__Objective__. Transcribe all of the material below word for word and leave out its pictures.

__Collection entries__.

=======

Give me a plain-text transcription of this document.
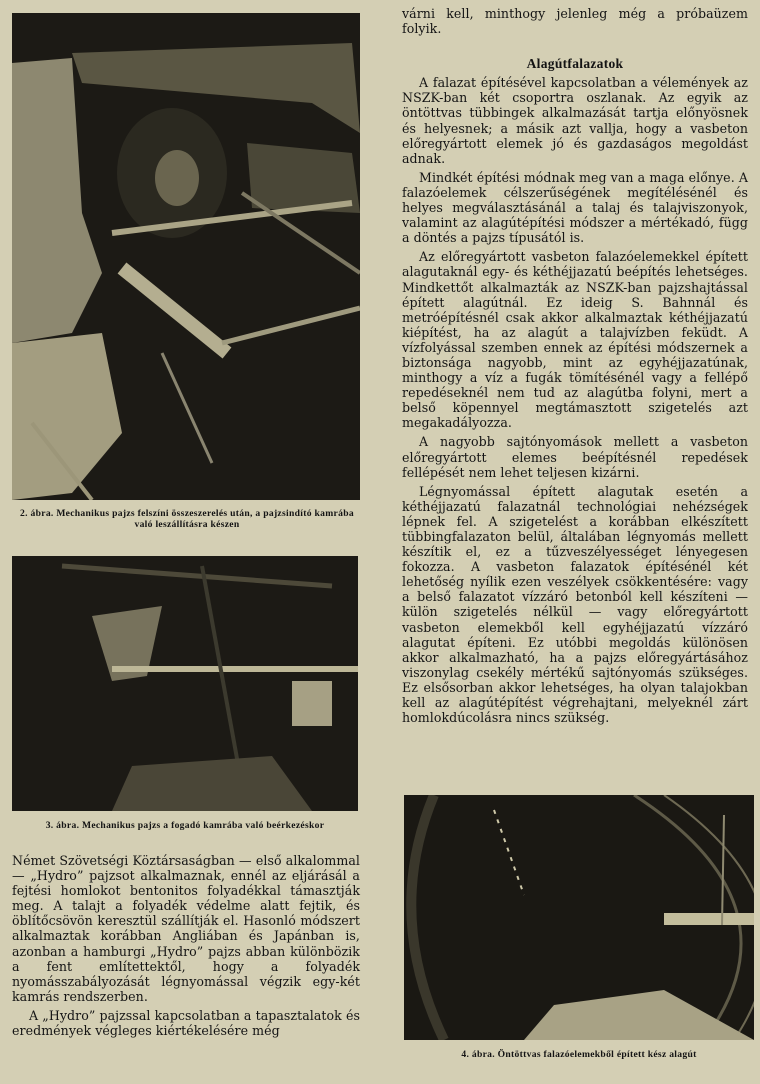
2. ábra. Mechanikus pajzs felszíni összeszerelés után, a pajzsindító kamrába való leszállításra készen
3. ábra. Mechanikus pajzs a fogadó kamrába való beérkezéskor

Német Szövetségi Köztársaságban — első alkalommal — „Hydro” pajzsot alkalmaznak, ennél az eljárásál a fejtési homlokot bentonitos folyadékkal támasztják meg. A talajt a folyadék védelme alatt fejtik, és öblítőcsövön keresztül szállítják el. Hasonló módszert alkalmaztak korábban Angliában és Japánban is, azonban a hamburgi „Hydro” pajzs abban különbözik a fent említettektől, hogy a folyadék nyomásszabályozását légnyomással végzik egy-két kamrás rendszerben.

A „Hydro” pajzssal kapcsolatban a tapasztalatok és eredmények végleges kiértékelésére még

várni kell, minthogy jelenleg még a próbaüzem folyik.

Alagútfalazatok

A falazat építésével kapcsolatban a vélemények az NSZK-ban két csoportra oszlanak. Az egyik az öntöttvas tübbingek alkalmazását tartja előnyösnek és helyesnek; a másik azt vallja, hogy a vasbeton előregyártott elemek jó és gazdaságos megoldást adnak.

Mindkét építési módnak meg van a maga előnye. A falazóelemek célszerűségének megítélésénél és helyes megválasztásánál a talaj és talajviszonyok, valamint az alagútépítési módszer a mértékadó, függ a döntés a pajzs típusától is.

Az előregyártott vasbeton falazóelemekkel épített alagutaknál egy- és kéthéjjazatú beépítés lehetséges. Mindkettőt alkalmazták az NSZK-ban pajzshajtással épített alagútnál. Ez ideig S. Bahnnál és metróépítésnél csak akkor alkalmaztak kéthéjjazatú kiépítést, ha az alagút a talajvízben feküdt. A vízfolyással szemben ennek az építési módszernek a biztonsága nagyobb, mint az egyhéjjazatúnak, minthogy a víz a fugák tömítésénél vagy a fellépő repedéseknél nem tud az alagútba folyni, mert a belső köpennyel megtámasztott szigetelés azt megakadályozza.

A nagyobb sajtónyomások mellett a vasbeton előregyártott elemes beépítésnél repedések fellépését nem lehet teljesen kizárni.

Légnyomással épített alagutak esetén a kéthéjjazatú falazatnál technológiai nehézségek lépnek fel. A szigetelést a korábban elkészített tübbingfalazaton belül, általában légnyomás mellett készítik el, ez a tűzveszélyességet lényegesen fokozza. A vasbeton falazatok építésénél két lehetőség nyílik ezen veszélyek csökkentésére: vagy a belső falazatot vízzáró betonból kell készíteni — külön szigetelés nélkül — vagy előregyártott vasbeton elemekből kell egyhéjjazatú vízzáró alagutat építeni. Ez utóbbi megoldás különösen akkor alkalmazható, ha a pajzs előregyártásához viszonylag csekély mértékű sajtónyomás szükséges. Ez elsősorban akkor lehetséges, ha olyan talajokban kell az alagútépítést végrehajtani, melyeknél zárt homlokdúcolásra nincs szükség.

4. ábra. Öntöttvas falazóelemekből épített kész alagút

=======

__Answer for this exercise__.
Give me a plain-text transcription of this document.
2. ábra. Mechanikus pajzs felszíni összeszerelés után, a pajzsindító kamrába való leszállításra készen
3. ábra. Mechanikus pajzs a fogadó kamrába való beérkezéskor

Német Szövetségi Köztársaságban — első alkalommal — „Hydro” pajzsot alkalmaznak, ennél az eljárásál a fejtési homlokot bentonitos folyadékkal támasztják meg. A talajt a folyadék védelme alatt fejtik, és öblítőcsövön keresztül szállítják el. Hasonló módszert alkalmaztak korábban Angliában és Japánban is, azonban a hamburgi „Hydro” pajzs abban különbözik a fent említettektől, hogy a folyadék nyomásszabályozását légnyomással végzik egy-két kamrás rendszerben.

A „Hydro” pajzssal kapcsolatban a tapasztalatok és eredmények végleges kiértékelésére még

várni kell, minthogy jelenleg még a próbaüzem folyik.

Alagútfalazatok

A falazat építésével kapcsolatban a vélemények az NSZK-ban két csoportra oszlanak. Az egyik az öntöttvas tübbingek alkalmazását tartja előnyösnek és helyesnek; a másik azt vallja, hogy a vasbeton előregyártott elemek jó és gazdaságos megoldást adnak.

Mindkét építési módnak meg van a maga előnye. A falazóelemek célszerűségének megítélésénél és helyes megválasztásánál a talaj és talajviszonyok, valamint az alagútépítési módszer a mértékadó, függ a döntés a pajzs típusától is.

Az előregyártott vasbeton falazóelemekkel épített alagutaknál egy- és kéthéjjazatú beépítés lehetséges. Mindkettőt alkalmazták az NSZK-ban pajzshajtással épített alagútnál. Ez ideig S. Bahnnál és metróépítésnél csak akkor alkalmaztak kéthéjjazatú kiépítést, ha az alagút a talajvízben feküdt. A vízfolyással szemben ennek az építési módszernek a biztonsága nagyobb, mint az egyhéjjazatúnak, minthogy a víz a fugák tömítésénél vagy a fellépő repedéseknél nem tud az alagútba folyni, mert a belső köpennyel megtámasztott szigetelés azt megakadályozza.

A nagyobb sajtónyomások mellett a vasbeton előregyártott elemes beépítésnél repedések fellépését nem lehet teljesen kizárni.

Légnyomással épített alagutak esetén a kéthéjjazatú falazatnál technológiai nehézségek lépnek fel. A szigetelést a korábban elkészített tübbingfalazaton belül, általában légnyomás mellett készítik el, ez a tűzveszélyességet lényegesen fokozza. A vasbeton falazatok építésénél két lehetőség nyílik ezen veszélyek csökkentésére: vagy a belső falazatot vízzáró betonból kell készíteni — külön szigetelés nélkül — vagy előregyártott vasbeton elemekből kell egyhéjjazatú vízzáró alagutat építeni. Ez utóbbi megoldás különösen akkor alkalmazható, ha a pajzs előregyártásához viszonylag csekély mértékű sajtónyomás szükséges. Ez elsősorban akkor lehetséges, ha olyan talajokban kell az alagútépítést végrehajtani, melyeknél zárt homlokdúcolásra nincs szükség.

4. ábra. Öntöttvas falazóelemekből épített kész alagút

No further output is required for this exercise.